-- BEGIN Information provided --

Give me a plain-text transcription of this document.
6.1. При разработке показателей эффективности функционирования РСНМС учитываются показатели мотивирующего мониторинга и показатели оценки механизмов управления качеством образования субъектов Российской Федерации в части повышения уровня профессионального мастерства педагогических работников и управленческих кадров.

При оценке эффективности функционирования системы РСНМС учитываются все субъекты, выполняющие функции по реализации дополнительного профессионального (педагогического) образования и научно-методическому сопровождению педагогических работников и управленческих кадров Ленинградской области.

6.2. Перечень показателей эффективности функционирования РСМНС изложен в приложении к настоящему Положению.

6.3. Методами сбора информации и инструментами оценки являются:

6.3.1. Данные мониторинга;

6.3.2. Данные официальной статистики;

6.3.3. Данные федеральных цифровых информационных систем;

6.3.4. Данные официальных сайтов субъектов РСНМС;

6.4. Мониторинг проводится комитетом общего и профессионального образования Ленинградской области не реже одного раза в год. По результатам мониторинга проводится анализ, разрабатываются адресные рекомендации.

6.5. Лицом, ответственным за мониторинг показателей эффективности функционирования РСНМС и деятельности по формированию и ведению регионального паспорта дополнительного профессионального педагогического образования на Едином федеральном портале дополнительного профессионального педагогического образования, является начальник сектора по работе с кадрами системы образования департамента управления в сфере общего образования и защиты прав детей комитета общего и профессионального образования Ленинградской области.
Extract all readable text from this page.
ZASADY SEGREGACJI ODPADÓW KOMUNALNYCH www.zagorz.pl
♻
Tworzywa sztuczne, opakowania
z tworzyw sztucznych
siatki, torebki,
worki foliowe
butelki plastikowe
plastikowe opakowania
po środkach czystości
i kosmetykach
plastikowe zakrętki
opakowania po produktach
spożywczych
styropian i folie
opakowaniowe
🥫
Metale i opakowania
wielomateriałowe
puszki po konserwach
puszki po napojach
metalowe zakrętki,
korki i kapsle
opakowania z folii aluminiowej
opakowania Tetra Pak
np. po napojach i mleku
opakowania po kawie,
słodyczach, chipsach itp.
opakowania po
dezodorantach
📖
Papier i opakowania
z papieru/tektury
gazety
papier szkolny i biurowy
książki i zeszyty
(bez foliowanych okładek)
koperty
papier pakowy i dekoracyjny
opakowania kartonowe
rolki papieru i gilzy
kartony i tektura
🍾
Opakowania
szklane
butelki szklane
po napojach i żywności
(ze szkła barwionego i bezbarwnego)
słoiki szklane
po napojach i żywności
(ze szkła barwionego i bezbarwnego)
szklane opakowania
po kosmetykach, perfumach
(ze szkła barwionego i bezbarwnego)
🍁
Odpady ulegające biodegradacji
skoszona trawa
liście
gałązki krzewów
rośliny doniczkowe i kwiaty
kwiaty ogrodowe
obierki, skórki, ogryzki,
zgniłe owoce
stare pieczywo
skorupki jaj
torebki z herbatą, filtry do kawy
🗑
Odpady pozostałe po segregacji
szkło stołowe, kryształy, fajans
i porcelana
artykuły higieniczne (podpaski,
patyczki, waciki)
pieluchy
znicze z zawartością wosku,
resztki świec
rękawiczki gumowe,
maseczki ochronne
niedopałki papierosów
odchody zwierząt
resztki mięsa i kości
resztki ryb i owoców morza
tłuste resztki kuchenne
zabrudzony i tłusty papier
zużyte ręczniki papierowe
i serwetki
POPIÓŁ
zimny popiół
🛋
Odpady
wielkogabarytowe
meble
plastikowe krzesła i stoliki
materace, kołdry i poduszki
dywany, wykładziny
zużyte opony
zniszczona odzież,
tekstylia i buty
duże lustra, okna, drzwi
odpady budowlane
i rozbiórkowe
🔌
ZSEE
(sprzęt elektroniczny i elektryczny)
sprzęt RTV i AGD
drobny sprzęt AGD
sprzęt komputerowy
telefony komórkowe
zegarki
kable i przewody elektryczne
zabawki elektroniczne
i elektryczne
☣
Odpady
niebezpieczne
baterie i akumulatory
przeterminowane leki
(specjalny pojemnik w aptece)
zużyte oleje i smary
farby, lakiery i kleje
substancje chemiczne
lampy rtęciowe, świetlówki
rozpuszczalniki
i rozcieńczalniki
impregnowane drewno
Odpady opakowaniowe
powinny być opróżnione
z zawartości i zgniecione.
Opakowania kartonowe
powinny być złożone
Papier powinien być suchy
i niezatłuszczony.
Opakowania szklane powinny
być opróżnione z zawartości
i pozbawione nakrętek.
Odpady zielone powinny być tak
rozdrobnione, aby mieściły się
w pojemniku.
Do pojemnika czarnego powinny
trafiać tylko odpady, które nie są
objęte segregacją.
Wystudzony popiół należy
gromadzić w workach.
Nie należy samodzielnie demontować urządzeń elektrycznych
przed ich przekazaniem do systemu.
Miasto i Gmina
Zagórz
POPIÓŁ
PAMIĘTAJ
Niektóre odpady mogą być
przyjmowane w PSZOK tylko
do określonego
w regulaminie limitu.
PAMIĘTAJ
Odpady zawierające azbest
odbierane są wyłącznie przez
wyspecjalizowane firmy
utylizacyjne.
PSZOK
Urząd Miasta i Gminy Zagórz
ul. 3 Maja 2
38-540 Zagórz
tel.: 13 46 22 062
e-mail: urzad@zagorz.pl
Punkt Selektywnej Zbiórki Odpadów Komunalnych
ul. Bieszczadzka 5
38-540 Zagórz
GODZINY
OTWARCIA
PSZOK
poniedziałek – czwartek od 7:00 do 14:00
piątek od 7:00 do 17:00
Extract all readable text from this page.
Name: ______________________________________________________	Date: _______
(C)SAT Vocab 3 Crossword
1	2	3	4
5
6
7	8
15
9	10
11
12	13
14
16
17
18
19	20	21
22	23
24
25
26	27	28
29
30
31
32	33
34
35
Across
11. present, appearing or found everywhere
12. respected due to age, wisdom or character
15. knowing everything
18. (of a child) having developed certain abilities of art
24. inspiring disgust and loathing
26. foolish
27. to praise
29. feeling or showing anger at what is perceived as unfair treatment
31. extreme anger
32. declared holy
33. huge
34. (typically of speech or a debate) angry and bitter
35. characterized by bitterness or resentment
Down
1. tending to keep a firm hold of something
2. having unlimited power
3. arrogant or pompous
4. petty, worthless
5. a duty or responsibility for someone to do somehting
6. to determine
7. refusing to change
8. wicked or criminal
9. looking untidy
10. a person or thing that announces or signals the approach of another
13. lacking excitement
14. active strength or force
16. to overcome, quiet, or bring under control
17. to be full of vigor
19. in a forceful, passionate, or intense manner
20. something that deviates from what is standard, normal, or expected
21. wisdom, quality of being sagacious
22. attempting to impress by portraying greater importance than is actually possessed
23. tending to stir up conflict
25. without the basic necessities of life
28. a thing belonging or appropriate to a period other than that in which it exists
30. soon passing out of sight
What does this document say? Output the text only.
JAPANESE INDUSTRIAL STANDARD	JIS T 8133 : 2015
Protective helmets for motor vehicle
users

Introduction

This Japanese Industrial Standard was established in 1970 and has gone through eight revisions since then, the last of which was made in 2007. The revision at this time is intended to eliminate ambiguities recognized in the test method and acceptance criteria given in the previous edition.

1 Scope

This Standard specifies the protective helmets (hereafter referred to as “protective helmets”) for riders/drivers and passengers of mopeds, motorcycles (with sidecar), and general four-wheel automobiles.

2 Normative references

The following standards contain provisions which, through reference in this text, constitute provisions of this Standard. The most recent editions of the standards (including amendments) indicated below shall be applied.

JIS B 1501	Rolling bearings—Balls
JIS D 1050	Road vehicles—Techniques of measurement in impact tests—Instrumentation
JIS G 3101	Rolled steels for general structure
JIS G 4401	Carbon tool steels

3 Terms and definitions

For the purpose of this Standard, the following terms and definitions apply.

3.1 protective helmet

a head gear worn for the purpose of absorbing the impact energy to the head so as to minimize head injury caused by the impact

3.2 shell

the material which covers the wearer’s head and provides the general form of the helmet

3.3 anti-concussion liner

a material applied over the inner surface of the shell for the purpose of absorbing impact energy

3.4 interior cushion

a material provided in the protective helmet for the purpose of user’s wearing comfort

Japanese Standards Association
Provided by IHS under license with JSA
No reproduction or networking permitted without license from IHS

-- END Information provided --

Check every line of the data above for the string "license", and copy those that have it.

Response for this exercise =>
Provided by IHS under license with JSA
No reproduction or networking permitted without license from IHS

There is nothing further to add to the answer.